— begin DATA EXCERPTS —

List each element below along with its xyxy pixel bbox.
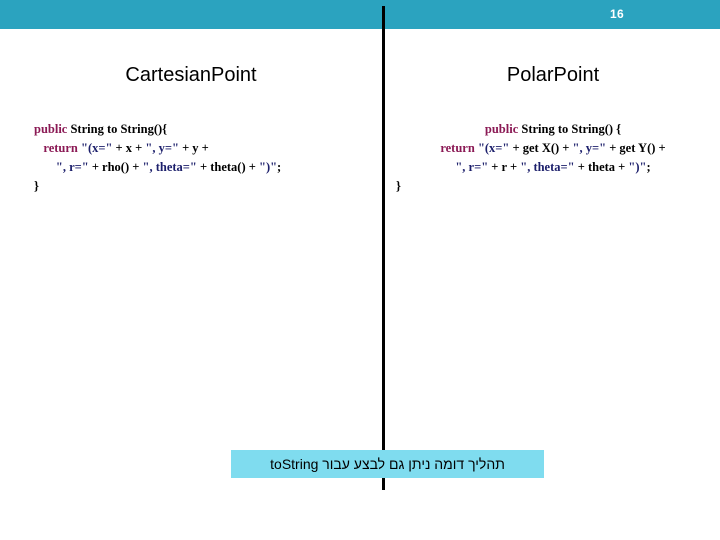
code-string: ", y="	[145, 141, 179, 155]
code-text: + theta() +	[196, 160, 259, 174]
caption-box: תהליך דומה ניתן גם לבצע עבור toString	[231, 450, 544, 478]
code-string: ")"	[259, 160, 278, 174]
code-text: }	[396, 179, 401, 193]
code-block-cartesian: public String to String(){ return "(x=" …	[34, 120, 281, 196]
code-line: }	[34, 179, 39, 193]
code-text: }	[34, 179, 39, 193]
code-keyword: public	[34, 122, 68, 136]
code-text: + rho() +	[88, 160, 143, 174]
code-line: return "(x=" + get X() + ", y=" + get Y(…	[386, 139, 720, 158]
page-number: 16	[610, 7, 624, 21]
code-string: ", theta="	[520, 160, 575, 174]
code-line: public String to String(){	[34, 122, 167, 136]
code-text: + r +	[488, 160, 521, 174]
code-text: + get X() +	[509, 141, 573, 155]
code-string: ", r="	[55, 160, 89, 174]
code-keyword: return	[43, 141, 78, 155]
column-divider	[382, 6, 385, 490]
code-text: ;	[277, 160, 282, 174]
code-keyword: public	[484, 122, 519, 136]
code-keyword: return	[440, 141, 475, 155]
code-line: ", r=" + rho() + ", theta=" + theta() + …	[34, 160, 281, 174]
code-text: + get Y() +	[606, 141, 666, 155]
code-block-polar: public String to String() {return "(x=" …	[386, 120, 720, 196]
code-text: + y +	[178, 141, 209, 155]
code-string: "(x="	[477, 141, 510, 155]
code-text: String to String(){	[67, 122, 168, 136]
code-string: "(x="	[81, 141, 113, 155]
code-string: ", theta="	[142, 160, 197, 174]
code-text: String to String() {	[518, 122, 622, 136]
code-string: ", r="	[455, 160, 489, 174]
caption-text: תהליך דומה ניתן גם לבצע עבור toString	[270, 456, 505, 472]
code-line: ", r=" + r + ", theta=" + theta + ")";	[386, 158, 720, 177]
code-text: + x +	[112, 141, 146, 155]
column-title-cartesian: CartesianPoint	[125, 64, 257, 86]
code-string: ")"	[628, 160, 647, 174]
code-line: }	[386, 177, 720, 196]
code-line: public String to String() {	[386, 120, 720, 139]
code-line: return "(x=" + x + ", y=" + y +	[34, 141, 209, 155]
code-string: ", y="	[572, 141, 607, 155]
column-title-polar: PolarPoint	[506, 64, 600, 86]
code-text: + theta +	[574, 160, 629, 174]
code-text: ;	[646, 160, 651, 174]
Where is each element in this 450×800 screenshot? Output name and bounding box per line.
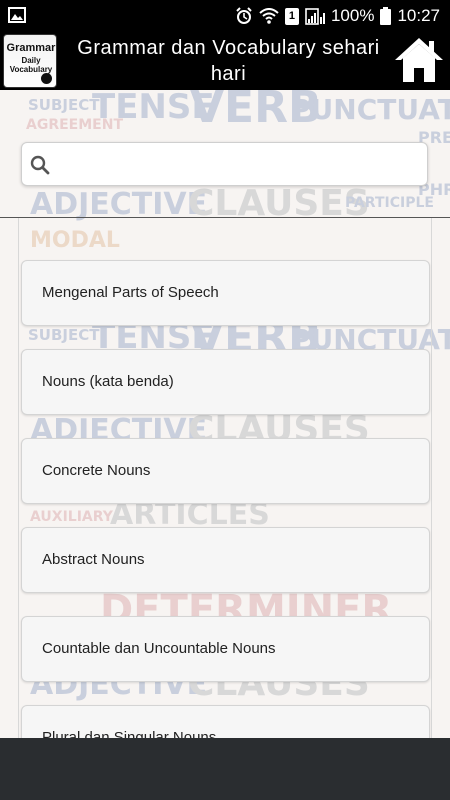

— end DATA EXCERPTS —

__WRITTEN INSTRUCTION__
Convert these records into a numbered list, one line each, leaving out the blank lines. Omit the pictures from your answer.

__RESULT__
1. List each element below along with its xyxy pixel bbox.
2. code-string: ", y="	[145, 141, 179, 155]
3. code-text: + theta() +	[196, 160, 259, 174]
4. caption-box: תהליך דומה ניתן גם לבצע עבור toString	[231, 450, 544, 478]
5. code-string: ")"	[259, 160, 278, 174]
6. code-text: }	[396, 179, 401, 193]
7. code-block-cartesian: public String to String(){ return "(x=" …	[34, 120, 281, 196]
8. code-line: }	[34, 179, 39, 193]
9. code-text: }	[34, 179, 39, 193]
10. code-keyword: public	[34, 122, 68, 136]
11. code-text: + rho() +	[88, 160, 143, 174]
12. code-line: return "(x=" + get X() + ", y=" + get Y(…	[386, 139, 720, 158]
13. page-number: 16	[610, 7, 624, 21]
14. code-string: ", theta="	[520, 160, 575, 174]
15. code-line: public String to String(){	[34, 122, 167, 136]
16. code-text: + r +	[488, 160, 521, 174]
17. code-text: + get X() +	[509, 141, 573, 155]
18. code-string: ", r="	[55, 160, 89, 174]
19. code-keyword: return	[43, 141, 78, 155]
20. column-divider	[382, 6, 385, 490]
21. code-text: ;	[277, 160, 282, 174]
22. code-keyword: public	[484, 122, 519, 136]
23. code-keyword: return	[440, 141, 475, 155]
24. code-line: ", r=" + rho() + ", theta=" + theta() + …	[34, 160, 281, 174]
25. code-text: + get Y() +	[606, 141, 666, 155]
26. code-block-polar: public String to String() {return "(x=" …	[386, 120, 720, 196]
27. code-text: + y +	[178, 141, 209, 155]
28. code-string: "(x="	[477, 141, 510, 155]
29. code-text: String to String(){	[67, 122, 168, 136]
30. code-string: "(x="	[81, 141, 113, 155]
31. code-string: ", theta="	[142, 160, 197, 174]
32. code-text: String to String() {	[518, 122, 622, 136]
33. code-string: ", r="	[455, 160, 489, 174]
34. caption-text: תהליך דומה ניתן גם לבצע עבור toString	[270, 456, 505, 472]
35. code-line: ", r=" + r + ", theta=" + theta + ")";	[386, 158, 720, 177]
36. code-text: + x +	[112, 141, 146, 155]
37. column-title-cartesian: CartesianPoint	[125, 64, 257, 86]
38. code-string: ")"	[628, 160, 647, 174]
39. code-line: }	[386, 177, 720, 196]
40. code-line: public String to String() {	[386, 120, 720, 139]
41. code-line: return "(x=" + x + ", y=" + y +	[34, 141, 209, 155]
42. code-string: ", y="	[572, 141, 607, 155]
43. column-title-polar: PolarPoint	[506, 64, 600, 86]
44. code-text: + theta +	[574, 160, 629, 174]
45. code-text: ;	[646, 160, 651, 174]
46. Where is each element in this 450×800 screenshot? Output name and bounding box per line.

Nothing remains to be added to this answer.